- Your objective -
Quote all lines below exactly. Images stay out.

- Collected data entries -
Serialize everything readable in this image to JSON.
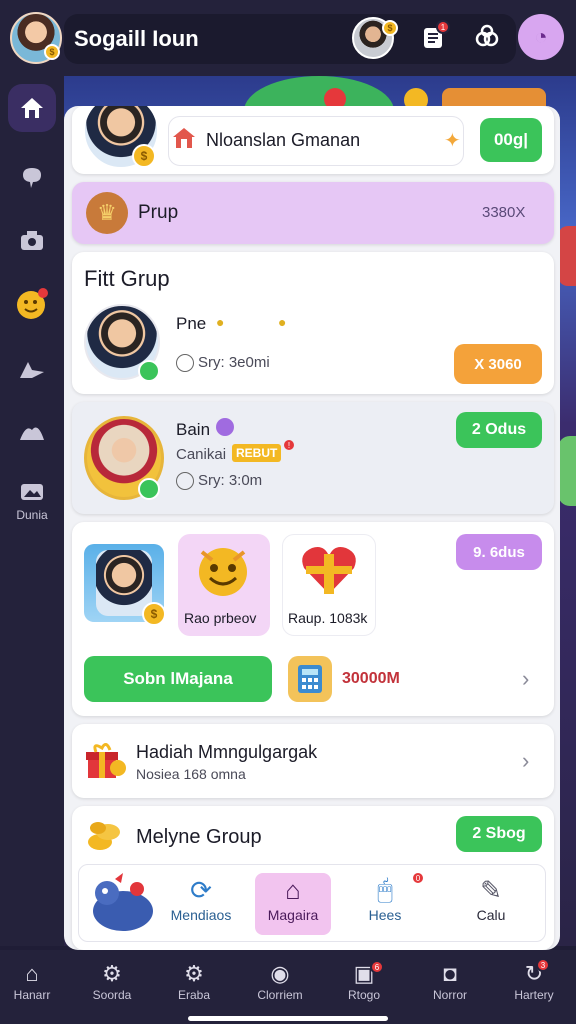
{
  "header": {
    "title": "Sogaill Ioun",
    "icons": [
      "avatar",
      "clipboard-icon",
      "link-icon",
      "profile-icon"
    ]
  },
  "left_rail": {
    "items": [
      "home-icon",
      "chat-icon",
      "camera-icon",
      "emoji-icon",
      "bird-icon",
      "leaf-icon",
      "image-icon"
    ],
    "label": "Dunia"
  },
  "card_top": {
    "label": "Nloanslan Gmanan",
    "button": "00g|"
  },
  "card_prup": {
    "label": "Prup",
    "value": "3380X"
  },
  "card_fitt": {
    "title": "Fitt Grup",
    "name": "Pne",
    "status": "Sry: 3e0mi",
    "button": "X 3060"
  },
  "card_bain": {
    "name": "Bain",
    "sub": "Canikai",
    "badge": "REBUT",
    "status": "Sry: 3:0m",
    "button": "2 Odus"
  },
  "card_gift": {
    "button_top": "9. 6dus",
    "item1": "Rao prbeov",
    "item2": "Raup. 1083k",
    "action": "Sobn lMajana",
    "amount": "30000M"
  },
  "card_hadiah": {
    "title": "Hadiah Mmngulgargak",
    "sub": "Nosiea 168 omna"
  },
  "card_melyne": {
    "title": "Melyne Group",
    "button": "2 Sbog"
  },
  "dock": {
    "items": [
      {
        "label": "",
        "icon": "creature-icon"
      },
      {
        "label": "Mendiaos",
        "icon": "refresh-icon"
      },
      {
        "label": "Magaira",
        "icon": "home-icon"
      },
      {
        "label": "Hees",
        "icon": "mouse-icon"
      },
      {
        "label": "Calu",
        "icon": "pen-icon"
      }
    ]
  },
  "bottom_nav": {
    "items": [
      {
        "label": "Hanarr",
        "icon": "home-icon"
      },
      {
        "label": "Soorda",
        "icon": "gear-icon"
      },
      {
        "label": "Eraba",
        "icon": "gear-icon"
      },
      {
        "label": "Clorriem",
        "icon": "camera-icon"
      },
      {
        "label": "Rtogo",
        "icon": "cart-icon"
      },
      {
        "label": "Norror",
        "icon": "camera-icon"
      },
      {
        "label": "Hartery",
        "icon": "refresh-icon"
      }
    ]
  },
  "colors": {
    "accent_green": "#3bc45a",
    "accent_purple": "#c78cec",
    "accent_orange": "#f4a23a",
    "bar_dark": "#24223b"
  }
}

- Solved exercise -
Serialize everything readable in this image to JSON.
{
  "header": {
    "title": "Sogaill Ioun",
    "icons": [
      "avatar",
      "clipboard-icon",
      "link-icon",
      "profile-icon"
    ]
  },
  "left_rail": {
    "items": [
      "home-icon",
      "chat-icon",
      "camera-icon",
      "emoji-icon",
      "bird-icon",
      "leaf-icon",
      "image-icon"
    ],
    "label": "Dunia"
  },
  "card_top": {
    "label": "Nloanslan Gmanan",
    "button": "00g|"
  },
  "card_prup": {
    "label": "Prup",
    "value": "3380X"
  },
  "card_fitt": {
    "title": "Fitt Grup",
    "name": "Pne",
    "status": "Sry: 3e0mi",
    "button": "X 3060"
  },
  "card_bain": {
    "name": "Bain",
    "sub": "Canikai",
    "badge": "REBUT",
    "status": "Sry: 3:0m",
    "button": "2 Odus"
  },
  "card_gift": {
    "button_top": "9. 6dus",
    "item1": "Rao prbeov",
    "item2": "Raup. 1083k",
    "action": "Sobn lMajana",
    "amount": "30000M"
  },
  "card_hadiah": {
    "title": "Hadiah Mmngulgargak",
    "sub": "Nosiea 168 omna"
  },
  "card_melyne": {
    "title": "Melyne Group",
    "button": "2 Sbog"
  },
  "dock": {
    "items": [
      {
        "label": "",
        "icon": "creature-icon"
      },
      {
        "label": "Mendiaos",
        "icon": "refresh-icon"
      },
      {
        "label": "Magaira",
        "icon": "home-icon"
      },
      {
        "label": "Hees",
        "icon": "mouse-icon"
      },
      {
        "label": "Calu",
        "icon": "pen-icon"
      }
    ]
  },
  "bottom_nav": {
    "items": [
      {
        "label": "Hanarr",
        "icon": "home-icon"
      },
      {
        "label": "Soorda",
        "icon": "gear-icon"
      },
      {
        "label": "Eraba",
        "icon": "gear-icon"
      },
      {
        "label": "Clorriem",
        "icon": "camera-icon"
      },
      {
        "label": "Rtogo",
        "icon": "cart-icon"
      },
      {
        "label": "Norror",
        "icon": "camera-icon"
      },
      {
        "label": "Hartery",
        "icon": "refresh-icon"
      }
    ]
  },
  "colors": {
    "accent_green": "#3bc45a",
    "accent_purple": "#c78cec",
    "accent_orange": "#f4a23a",
    "bar_dark": "#24223b"
  }
}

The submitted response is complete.